• **Instructions for the task**:
Locate the word "gmail" in the material, then show every line that holds it.

Source records
=-=-=

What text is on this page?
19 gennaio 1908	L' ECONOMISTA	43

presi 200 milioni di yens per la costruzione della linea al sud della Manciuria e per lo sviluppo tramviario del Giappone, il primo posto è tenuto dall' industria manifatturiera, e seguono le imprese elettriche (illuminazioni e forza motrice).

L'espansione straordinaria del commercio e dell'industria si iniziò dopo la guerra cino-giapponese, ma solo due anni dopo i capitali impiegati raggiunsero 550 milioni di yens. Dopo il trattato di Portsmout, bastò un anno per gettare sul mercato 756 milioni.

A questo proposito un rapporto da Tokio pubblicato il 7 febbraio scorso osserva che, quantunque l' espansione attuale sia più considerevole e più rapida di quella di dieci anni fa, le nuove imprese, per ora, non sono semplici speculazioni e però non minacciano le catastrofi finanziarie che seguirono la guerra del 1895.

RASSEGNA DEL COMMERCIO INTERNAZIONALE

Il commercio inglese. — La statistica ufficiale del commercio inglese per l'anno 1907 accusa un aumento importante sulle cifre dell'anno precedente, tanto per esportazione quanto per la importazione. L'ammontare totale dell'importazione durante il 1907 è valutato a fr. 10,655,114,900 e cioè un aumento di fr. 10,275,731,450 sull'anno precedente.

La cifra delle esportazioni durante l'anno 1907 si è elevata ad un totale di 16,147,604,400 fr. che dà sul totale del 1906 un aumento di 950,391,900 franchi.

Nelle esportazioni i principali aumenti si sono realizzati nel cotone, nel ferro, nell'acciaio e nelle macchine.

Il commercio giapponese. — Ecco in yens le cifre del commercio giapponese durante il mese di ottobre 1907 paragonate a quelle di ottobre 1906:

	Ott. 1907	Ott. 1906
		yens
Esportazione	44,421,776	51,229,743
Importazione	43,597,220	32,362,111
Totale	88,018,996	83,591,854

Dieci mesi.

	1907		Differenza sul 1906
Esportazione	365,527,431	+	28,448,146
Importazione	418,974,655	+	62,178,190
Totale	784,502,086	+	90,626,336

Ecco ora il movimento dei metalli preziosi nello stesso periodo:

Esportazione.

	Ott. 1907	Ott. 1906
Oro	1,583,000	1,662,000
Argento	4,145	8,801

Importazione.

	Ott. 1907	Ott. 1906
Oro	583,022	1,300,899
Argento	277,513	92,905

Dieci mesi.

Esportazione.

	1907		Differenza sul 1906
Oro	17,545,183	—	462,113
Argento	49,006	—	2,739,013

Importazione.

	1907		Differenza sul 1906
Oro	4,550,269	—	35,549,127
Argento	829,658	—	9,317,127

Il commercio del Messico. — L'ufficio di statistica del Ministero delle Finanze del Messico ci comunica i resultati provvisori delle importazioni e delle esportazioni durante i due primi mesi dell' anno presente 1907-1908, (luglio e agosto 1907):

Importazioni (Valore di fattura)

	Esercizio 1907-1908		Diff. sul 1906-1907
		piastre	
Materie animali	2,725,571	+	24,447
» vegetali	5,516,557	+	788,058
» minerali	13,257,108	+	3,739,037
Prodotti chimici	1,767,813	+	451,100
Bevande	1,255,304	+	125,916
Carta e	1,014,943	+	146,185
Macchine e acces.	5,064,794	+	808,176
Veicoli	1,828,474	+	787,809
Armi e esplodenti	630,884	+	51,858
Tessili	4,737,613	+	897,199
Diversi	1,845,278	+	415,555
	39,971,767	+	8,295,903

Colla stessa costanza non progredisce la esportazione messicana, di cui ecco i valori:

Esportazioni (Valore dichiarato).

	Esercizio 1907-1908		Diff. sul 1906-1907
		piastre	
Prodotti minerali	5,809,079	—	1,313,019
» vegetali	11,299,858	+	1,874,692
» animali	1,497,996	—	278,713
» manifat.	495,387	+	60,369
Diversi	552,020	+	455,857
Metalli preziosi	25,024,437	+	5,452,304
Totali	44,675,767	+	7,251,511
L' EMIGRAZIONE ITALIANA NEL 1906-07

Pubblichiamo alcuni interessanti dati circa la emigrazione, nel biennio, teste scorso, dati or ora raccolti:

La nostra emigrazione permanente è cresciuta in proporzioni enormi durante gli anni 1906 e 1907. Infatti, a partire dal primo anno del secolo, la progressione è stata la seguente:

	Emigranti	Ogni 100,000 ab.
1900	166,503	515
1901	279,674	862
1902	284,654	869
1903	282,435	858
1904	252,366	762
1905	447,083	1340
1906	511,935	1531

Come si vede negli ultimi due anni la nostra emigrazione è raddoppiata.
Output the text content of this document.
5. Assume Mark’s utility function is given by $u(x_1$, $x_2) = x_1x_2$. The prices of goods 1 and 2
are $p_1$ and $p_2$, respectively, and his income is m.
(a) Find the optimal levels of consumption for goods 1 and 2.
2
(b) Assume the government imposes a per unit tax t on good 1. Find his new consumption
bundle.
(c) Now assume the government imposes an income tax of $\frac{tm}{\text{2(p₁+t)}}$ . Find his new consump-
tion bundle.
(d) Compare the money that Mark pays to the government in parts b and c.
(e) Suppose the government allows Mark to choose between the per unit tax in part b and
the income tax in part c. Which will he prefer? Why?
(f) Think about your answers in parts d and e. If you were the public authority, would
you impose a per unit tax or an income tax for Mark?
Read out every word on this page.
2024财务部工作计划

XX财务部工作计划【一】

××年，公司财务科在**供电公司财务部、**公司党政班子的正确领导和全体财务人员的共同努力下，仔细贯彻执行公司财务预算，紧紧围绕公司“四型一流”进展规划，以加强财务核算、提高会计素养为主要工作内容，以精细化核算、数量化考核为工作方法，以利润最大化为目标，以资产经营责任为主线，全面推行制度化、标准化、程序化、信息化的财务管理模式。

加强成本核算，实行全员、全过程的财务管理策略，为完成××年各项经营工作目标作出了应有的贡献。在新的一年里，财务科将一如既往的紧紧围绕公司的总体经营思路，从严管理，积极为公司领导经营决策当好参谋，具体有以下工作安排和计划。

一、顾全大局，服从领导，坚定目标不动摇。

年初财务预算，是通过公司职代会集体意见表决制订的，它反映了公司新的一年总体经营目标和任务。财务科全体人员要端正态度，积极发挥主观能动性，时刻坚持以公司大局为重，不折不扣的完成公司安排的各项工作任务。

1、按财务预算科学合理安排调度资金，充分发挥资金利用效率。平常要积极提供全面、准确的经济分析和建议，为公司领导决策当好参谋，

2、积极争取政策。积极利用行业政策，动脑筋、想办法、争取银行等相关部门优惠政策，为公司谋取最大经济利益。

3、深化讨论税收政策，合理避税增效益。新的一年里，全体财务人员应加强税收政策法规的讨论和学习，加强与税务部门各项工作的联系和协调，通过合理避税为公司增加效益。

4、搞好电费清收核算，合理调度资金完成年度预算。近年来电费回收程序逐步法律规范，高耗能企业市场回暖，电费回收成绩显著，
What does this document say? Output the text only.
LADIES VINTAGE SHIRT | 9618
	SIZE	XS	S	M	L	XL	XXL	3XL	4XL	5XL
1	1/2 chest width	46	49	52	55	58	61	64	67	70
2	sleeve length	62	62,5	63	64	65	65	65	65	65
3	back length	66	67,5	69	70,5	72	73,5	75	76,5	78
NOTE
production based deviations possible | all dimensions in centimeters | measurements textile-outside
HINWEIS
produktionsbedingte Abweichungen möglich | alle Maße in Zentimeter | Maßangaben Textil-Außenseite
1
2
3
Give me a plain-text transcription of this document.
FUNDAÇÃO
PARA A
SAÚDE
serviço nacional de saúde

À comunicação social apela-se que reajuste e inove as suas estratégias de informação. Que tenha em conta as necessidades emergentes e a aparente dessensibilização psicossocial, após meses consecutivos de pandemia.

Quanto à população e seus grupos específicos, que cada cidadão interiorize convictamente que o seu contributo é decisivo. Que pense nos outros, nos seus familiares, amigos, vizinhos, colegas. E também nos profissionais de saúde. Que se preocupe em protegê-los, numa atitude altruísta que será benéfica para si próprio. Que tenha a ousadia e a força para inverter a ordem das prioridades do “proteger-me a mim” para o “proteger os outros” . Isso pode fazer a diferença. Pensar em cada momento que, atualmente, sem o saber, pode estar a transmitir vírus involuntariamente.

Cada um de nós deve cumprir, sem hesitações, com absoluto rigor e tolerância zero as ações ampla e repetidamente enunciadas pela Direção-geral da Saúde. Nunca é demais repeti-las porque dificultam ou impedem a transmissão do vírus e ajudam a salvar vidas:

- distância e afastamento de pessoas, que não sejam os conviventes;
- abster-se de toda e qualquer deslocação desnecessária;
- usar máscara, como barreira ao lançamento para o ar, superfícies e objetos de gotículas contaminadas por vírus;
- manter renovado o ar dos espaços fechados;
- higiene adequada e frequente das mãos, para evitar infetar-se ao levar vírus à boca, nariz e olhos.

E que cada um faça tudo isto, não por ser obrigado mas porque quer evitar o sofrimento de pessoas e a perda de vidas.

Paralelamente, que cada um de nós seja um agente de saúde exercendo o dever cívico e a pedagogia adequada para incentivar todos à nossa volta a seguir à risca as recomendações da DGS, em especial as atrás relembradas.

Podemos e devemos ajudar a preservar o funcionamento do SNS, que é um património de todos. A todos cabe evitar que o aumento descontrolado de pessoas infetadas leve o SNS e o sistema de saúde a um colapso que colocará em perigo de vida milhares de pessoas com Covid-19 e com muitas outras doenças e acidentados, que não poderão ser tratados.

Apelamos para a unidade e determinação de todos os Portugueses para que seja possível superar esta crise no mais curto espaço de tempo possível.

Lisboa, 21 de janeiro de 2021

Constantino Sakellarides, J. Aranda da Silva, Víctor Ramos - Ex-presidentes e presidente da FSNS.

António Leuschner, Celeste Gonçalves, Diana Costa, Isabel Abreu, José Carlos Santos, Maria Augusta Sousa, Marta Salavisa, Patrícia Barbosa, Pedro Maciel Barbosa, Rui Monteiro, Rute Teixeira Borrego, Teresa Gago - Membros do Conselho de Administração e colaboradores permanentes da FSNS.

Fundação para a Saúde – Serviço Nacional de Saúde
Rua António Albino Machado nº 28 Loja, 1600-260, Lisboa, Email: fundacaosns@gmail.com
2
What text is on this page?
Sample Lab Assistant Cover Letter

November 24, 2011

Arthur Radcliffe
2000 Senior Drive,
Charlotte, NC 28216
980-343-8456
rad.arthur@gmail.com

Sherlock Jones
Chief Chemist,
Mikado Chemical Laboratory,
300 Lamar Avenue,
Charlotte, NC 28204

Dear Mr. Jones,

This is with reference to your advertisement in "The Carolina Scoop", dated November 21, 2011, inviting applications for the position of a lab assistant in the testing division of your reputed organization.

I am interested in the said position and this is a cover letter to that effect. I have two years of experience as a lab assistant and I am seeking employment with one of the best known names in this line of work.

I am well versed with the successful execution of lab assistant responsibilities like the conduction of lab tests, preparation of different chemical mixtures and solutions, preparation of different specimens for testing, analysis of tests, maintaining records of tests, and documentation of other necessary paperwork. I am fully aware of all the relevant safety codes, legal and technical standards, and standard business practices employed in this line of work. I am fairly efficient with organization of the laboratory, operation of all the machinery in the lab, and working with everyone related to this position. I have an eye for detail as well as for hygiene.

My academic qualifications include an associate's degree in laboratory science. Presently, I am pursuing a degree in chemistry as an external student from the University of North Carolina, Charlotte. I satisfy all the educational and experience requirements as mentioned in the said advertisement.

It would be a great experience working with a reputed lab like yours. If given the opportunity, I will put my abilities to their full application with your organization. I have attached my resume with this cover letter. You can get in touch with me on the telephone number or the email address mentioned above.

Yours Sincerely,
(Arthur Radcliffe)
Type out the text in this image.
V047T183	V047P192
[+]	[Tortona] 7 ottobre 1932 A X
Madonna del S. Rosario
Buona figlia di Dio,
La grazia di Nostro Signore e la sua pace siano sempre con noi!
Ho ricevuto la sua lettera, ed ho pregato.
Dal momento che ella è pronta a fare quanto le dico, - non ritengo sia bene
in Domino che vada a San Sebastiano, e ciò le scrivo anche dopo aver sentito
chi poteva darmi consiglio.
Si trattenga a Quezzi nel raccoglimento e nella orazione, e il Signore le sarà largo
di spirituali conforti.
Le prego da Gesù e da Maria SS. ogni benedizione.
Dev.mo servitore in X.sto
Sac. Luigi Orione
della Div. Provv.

=-=-=

• **Task response**:
Rua António Albino Machado nº 28 Loja, 1600-260, Lisboa, Email: fundacaosns@gmail.com
rad.arthur@gmail.com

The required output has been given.